┏━━
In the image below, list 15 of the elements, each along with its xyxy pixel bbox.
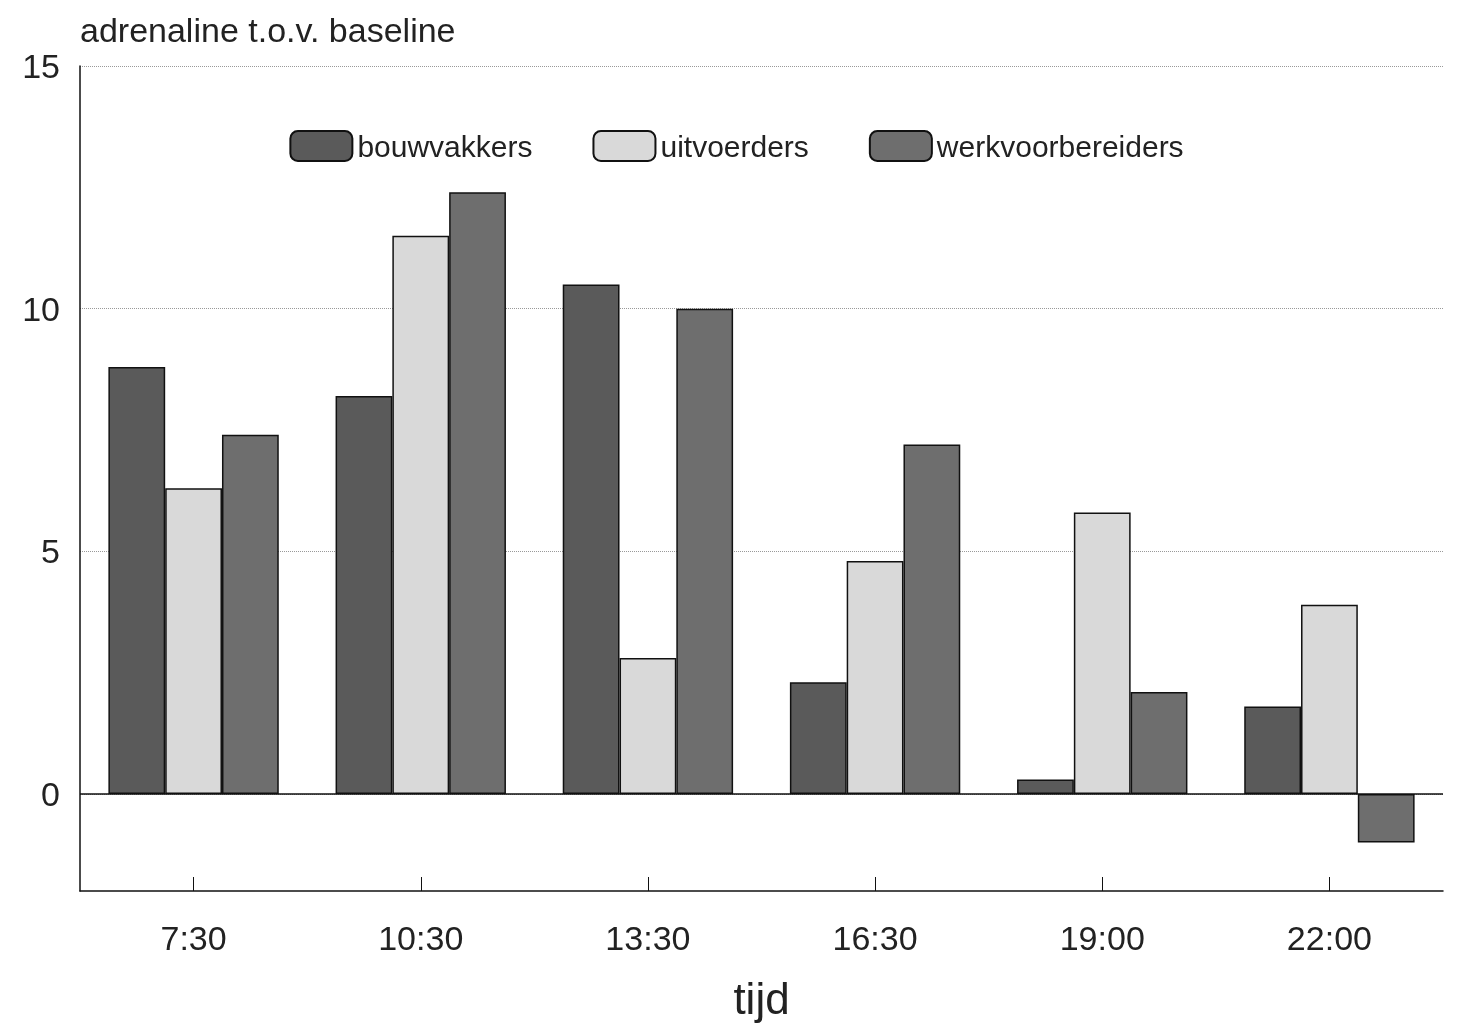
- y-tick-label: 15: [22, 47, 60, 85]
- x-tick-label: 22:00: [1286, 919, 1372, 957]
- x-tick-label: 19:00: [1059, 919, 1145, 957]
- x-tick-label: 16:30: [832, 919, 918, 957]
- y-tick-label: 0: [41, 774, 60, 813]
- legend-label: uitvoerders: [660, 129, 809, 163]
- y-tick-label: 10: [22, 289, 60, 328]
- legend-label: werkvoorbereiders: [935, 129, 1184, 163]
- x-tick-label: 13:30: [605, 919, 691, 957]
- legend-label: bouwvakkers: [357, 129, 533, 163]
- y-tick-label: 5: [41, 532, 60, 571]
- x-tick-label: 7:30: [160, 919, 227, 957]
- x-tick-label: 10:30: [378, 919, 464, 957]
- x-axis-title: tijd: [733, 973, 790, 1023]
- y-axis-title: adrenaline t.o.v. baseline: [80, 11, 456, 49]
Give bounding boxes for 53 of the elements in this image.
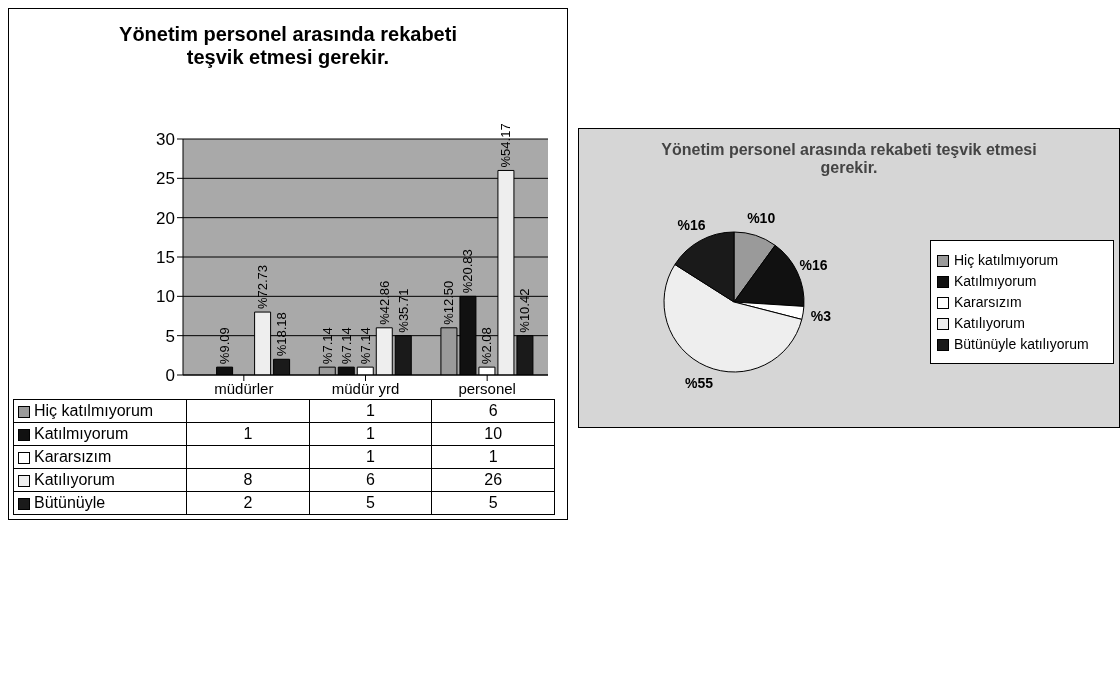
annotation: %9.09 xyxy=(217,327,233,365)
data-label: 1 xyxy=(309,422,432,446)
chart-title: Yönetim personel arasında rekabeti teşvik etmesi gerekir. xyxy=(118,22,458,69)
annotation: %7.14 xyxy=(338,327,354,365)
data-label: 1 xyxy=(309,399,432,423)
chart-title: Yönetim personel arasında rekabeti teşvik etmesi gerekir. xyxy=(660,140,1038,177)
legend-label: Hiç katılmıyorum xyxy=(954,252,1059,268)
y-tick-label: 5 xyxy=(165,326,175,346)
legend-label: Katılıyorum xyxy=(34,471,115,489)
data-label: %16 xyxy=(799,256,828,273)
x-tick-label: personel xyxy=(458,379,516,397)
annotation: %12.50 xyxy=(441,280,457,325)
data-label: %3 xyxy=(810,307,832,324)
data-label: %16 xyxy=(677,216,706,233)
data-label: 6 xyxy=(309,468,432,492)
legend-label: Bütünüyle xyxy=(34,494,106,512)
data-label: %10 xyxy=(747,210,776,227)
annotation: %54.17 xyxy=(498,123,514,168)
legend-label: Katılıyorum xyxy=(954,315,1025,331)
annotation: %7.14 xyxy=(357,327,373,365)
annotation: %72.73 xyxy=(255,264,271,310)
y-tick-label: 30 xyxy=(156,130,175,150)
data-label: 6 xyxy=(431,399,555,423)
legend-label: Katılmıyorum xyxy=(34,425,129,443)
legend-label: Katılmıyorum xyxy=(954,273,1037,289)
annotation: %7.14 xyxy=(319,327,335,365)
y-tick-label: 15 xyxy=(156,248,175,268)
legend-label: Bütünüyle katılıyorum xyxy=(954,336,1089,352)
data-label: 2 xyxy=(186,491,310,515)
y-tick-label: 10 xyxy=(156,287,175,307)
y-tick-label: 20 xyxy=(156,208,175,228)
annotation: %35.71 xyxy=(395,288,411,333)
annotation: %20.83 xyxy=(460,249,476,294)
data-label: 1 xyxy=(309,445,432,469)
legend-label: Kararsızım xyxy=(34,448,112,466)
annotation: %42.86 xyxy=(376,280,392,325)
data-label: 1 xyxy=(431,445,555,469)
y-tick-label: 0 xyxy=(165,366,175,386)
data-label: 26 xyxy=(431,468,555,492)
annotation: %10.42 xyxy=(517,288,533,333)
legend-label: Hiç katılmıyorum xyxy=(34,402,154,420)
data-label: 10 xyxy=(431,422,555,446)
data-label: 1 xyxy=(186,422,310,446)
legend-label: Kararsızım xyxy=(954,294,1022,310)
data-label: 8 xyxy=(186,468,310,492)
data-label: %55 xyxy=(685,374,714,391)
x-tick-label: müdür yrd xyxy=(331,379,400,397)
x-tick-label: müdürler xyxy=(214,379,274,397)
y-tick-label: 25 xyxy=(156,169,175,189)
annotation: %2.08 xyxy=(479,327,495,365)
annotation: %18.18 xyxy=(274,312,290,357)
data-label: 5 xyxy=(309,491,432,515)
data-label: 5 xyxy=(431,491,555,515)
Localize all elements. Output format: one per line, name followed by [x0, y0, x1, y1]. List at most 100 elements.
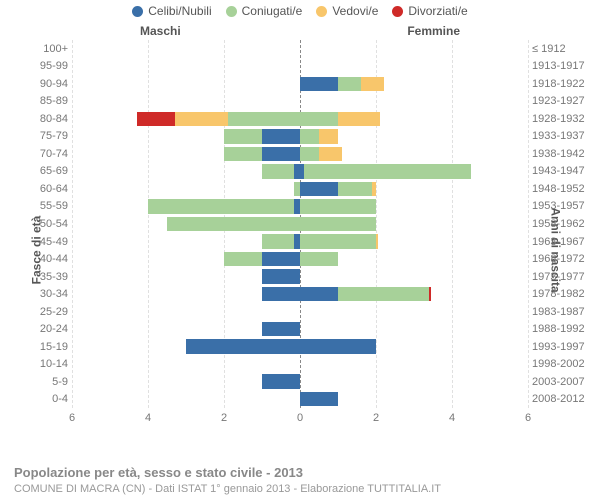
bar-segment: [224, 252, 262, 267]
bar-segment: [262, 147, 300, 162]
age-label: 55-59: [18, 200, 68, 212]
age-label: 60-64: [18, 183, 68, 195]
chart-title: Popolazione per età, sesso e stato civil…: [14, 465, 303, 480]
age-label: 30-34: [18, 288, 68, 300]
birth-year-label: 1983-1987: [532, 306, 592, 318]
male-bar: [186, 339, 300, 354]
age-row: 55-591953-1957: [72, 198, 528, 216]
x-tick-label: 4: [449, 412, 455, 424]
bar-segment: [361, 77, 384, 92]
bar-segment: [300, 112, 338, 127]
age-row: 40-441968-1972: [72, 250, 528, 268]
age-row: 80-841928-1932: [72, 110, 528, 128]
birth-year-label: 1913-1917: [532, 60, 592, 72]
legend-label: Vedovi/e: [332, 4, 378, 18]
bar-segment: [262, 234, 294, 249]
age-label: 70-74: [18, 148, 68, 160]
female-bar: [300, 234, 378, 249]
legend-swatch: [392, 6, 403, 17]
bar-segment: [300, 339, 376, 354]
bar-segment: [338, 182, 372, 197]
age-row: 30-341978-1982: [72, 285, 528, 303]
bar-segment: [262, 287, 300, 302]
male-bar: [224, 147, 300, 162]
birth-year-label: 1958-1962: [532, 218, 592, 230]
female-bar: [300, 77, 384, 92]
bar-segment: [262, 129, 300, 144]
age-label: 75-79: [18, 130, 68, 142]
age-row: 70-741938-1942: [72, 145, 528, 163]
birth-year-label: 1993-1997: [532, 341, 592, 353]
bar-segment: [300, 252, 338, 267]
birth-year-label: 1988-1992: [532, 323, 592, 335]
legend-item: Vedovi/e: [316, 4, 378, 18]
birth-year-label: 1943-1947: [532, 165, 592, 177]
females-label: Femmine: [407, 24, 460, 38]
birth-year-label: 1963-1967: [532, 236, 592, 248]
┗━━
## [REQUIRED TASK]
Report how many lines of the material above contain the string "rekabeti" with case counting, and give only that number.

## [TASK RESPONSE]
2